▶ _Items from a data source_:
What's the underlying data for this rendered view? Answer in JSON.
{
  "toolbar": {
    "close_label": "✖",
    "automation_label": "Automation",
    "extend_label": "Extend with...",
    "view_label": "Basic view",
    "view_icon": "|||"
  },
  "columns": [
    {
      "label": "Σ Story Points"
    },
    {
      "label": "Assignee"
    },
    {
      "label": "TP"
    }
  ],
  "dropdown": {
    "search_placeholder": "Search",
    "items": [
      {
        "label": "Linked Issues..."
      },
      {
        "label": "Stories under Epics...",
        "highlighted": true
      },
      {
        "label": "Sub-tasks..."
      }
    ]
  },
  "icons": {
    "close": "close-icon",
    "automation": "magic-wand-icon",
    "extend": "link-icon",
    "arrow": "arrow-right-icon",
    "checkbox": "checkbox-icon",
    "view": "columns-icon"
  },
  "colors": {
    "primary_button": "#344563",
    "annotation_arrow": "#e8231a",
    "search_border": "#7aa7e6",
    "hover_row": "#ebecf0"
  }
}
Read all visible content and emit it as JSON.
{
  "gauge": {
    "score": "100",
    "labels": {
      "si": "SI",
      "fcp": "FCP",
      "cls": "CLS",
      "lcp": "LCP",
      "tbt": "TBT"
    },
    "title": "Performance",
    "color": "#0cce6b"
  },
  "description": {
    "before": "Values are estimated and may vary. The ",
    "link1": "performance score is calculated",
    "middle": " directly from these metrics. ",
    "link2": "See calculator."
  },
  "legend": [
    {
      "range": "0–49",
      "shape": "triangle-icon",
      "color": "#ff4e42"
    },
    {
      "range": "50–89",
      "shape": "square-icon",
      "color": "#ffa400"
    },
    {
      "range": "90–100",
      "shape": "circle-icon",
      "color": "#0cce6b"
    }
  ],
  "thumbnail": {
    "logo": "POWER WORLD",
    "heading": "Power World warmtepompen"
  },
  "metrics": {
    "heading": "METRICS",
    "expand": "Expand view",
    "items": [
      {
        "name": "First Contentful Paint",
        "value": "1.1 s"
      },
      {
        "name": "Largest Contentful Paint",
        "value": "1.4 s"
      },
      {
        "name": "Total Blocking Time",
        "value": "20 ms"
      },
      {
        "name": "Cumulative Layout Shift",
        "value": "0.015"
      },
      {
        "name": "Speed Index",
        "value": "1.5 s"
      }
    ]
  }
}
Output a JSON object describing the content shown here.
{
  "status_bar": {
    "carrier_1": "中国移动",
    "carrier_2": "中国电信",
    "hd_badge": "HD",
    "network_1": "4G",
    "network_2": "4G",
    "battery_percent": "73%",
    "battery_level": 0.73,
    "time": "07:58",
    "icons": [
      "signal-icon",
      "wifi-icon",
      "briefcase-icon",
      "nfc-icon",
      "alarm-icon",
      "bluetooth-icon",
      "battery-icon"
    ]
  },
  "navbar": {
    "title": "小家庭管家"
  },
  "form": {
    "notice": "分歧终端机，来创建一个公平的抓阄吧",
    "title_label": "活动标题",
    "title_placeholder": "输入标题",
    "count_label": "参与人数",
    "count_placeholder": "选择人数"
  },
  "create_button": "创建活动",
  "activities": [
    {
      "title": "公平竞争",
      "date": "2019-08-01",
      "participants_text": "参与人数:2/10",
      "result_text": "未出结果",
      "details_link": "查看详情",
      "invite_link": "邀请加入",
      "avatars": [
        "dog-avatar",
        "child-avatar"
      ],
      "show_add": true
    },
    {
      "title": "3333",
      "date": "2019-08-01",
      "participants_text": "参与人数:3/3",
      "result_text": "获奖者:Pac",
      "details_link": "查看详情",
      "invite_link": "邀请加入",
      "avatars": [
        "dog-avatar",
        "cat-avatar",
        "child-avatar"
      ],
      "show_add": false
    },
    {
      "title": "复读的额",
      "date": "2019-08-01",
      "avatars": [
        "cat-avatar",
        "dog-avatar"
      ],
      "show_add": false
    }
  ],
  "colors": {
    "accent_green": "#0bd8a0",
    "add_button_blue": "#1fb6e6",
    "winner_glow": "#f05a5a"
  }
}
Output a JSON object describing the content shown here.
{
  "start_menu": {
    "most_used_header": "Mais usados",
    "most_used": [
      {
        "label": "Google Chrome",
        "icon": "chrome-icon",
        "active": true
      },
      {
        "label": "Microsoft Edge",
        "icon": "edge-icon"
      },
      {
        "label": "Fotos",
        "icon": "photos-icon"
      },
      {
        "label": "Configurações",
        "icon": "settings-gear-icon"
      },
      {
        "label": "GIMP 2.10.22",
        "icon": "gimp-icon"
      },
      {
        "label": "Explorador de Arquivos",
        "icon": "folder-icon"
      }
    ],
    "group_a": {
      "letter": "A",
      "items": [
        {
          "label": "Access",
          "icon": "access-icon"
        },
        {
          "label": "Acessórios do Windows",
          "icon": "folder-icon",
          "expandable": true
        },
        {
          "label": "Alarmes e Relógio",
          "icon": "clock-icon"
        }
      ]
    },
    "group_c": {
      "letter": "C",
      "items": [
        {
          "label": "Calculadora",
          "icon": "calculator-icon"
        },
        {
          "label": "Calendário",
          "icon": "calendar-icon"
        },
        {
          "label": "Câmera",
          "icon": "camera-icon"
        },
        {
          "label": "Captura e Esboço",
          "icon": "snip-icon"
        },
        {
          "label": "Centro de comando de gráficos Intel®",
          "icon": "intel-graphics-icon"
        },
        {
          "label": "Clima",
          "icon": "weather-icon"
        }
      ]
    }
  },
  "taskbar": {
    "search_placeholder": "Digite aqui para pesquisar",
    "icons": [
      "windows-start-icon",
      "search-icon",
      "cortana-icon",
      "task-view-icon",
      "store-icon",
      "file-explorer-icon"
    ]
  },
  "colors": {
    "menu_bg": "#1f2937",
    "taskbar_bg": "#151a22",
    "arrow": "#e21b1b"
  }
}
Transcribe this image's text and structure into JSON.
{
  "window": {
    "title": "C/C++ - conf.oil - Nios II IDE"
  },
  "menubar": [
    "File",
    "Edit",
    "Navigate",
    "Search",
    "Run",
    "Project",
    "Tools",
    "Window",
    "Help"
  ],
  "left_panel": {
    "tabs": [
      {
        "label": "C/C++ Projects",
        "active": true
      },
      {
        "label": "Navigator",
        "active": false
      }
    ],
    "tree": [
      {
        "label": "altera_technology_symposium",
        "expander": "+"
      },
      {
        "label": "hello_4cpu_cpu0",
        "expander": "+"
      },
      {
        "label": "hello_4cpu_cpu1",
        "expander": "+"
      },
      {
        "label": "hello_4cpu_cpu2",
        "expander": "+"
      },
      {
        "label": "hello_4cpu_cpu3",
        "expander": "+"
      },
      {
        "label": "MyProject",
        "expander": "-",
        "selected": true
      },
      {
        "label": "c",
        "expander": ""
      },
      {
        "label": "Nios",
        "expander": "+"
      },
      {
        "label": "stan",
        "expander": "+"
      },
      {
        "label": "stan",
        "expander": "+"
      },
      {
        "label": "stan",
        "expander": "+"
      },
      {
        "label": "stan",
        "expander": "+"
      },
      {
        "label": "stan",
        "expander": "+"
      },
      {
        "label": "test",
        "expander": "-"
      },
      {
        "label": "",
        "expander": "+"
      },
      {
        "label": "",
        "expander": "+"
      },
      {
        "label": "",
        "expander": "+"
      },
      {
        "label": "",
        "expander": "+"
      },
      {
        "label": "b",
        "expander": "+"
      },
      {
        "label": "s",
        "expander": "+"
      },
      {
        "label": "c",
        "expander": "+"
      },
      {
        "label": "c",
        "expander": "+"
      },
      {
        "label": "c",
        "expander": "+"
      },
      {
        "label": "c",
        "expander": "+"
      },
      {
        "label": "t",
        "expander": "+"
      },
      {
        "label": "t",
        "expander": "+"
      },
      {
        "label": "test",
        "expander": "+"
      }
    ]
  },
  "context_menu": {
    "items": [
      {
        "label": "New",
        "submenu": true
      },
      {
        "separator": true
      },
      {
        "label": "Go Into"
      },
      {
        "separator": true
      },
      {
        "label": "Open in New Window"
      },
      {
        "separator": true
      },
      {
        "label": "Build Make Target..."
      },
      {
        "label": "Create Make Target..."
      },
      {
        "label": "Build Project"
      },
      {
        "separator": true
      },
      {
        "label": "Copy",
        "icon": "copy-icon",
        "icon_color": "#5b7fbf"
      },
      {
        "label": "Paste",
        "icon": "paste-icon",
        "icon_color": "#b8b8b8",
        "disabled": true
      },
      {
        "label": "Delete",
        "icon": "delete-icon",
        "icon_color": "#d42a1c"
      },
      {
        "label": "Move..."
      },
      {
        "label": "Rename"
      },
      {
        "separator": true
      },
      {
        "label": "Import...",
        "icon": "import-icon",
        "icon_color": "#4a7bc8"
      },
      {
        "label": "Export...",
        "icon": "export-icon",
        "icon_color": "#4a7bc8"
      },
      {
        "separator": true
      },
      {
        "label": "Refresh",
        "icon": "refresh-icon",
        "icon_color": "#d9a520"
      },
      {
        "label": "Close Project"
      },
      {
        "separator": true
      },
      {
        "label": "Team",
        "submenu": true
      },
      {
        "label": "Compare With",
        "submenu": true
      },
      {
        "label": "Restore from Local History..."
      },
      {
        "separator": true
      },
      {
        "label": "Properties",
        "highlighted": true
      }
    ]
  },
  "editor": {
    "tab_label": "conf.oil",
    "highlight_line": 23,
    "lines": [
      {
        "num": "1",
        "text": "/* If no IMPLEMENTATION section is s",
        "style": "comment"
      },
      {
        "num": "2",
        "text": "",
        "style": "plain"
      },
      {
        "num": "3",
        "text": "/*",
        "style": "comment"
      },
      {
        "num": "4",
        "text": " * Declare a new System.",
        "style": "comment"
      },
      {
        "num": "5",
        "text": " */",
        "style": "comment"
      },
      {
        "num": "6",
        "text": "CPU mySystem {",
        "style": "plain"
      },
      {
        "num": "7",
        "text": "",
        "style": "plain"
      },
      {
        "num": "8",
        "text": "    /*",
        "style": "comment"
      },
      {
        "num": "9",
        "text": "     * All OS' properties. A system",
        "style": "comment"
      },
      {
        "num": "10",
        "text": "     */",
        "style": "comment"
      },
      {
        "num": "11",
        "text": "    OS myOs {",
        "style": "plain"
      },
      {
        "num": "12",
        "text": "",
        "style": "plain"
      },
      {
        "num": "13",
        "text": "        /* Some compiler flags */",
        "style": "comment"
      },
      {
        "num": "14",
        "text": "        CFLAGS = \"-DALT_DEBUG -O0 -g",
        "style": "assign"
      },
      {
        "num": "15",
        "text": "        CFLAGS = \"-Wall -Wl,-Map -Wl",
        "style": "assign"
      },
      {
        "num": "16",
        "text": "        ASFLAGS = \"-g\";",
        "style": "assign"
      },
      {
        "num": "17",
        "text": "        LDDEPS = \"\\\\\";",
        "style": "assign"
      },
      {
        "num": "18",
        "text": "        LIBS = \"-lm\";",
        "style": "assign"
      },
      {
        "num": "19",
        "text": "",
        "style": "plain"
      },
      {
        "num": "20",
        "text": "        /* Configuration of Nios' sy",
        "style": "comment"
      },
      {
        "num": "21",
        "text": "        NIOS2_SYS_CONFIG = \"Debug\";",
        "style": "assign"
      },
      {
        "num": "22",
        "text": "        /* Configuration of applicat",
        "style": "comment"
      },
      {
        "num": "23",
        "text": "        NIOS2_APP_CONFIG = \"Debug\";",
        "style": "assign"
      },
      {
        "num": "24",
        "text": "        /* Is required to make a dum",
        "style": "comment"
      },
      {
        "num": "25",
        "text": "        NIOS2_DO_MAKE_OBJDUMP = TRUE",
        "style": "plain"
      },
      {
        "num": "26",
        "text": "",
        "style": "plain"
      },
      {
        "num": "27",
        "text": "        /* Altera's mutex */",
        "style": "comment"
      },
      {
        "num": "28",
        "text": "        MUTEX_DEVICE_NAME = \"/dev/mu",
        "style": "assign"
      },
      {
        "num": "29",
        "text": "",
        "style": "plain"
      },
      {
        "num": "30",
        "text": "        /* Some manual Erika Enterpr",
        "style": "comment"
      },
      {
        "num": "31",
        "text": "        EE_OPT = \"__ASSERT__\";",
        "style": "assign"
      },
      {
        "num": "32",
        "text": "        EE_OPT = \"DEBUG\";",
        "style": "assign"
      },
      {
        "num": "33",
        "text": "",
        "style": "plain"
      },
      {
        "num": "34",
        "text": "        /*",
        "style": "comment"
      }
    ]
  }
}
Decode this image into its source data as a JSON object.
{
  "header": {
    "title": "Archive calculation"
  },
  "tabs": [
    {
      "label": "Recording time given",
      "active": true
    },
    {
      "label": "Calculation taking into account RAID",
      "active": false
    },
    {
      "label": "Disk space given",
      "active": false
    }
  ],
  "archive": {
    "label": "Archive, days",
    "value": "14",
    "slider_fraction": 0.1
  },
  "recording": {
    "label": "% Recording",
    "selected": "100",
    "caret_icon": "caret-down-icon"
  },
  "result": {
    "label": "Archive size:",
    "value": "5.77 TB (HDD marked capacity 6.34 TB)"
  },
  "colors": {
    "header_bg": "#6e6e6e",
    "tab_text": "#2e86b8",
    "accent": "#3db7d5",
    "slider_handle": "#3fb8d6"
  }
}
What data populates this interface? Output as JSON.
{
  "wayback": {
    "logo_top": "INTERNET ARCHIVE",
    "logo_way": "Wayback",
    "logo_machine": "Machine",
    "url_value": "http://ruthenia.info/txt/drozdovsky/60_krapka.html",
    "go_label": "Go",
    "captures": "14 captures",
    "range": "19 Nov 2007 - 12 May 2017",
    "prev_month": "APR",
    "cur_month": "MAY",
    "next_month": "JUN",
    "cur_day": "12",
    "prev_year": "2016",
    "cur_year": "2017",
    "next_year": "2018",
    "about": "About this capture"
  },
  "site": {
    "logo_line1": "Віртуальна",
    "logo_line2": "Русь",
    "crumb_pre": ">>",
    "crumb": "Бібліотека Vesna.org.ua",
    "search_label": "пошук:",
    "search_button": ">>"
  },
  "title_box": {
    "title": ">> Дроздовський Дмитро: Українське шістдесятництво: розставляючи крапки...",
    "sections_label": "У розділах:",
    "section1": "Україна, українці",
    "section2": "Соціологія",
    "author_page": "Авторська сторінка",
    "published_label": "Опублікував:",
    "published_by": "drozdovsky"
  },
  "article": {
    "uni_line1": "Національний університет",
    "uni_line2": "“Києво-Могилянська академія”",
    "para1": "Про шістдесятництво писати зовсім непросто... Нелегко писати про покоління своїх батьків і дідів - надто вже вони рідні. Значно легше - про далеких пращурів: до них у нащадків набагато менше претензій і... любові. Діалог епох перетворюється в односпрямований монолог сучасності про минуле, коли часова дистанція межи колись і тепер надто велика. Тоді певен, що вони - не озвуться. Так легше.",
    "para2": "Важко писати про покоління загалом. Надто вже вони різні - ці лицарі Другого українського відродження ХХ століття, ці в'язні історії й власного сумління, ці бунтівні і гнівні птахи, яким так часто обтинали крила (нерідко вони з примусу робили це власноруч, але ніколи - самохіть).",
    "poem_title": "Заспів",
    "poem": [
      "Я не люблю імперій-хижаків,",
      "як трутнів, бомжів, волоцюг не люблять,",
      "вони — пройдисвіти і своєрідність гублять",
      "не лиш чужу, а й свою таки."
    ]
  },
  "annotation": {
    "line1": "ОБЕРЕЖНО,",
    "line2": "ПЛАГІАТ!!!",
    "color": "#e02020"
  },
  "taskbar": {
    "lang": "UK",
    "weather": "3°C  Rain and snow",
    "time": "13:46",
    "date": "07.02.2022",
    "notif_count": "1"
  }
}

▶ _WHAT TO DO_: Show all lines in the entries above where the word "this" appears.

▶ _FINAL RESULT_:
What's the underlying data for this rendered view? Answer in JSON.
Transcribe this image's text and structure into JSON.
Decode this image into its source data as a JSON object.
What data populates this interface? Output as JSON.
    "about": "About this capture"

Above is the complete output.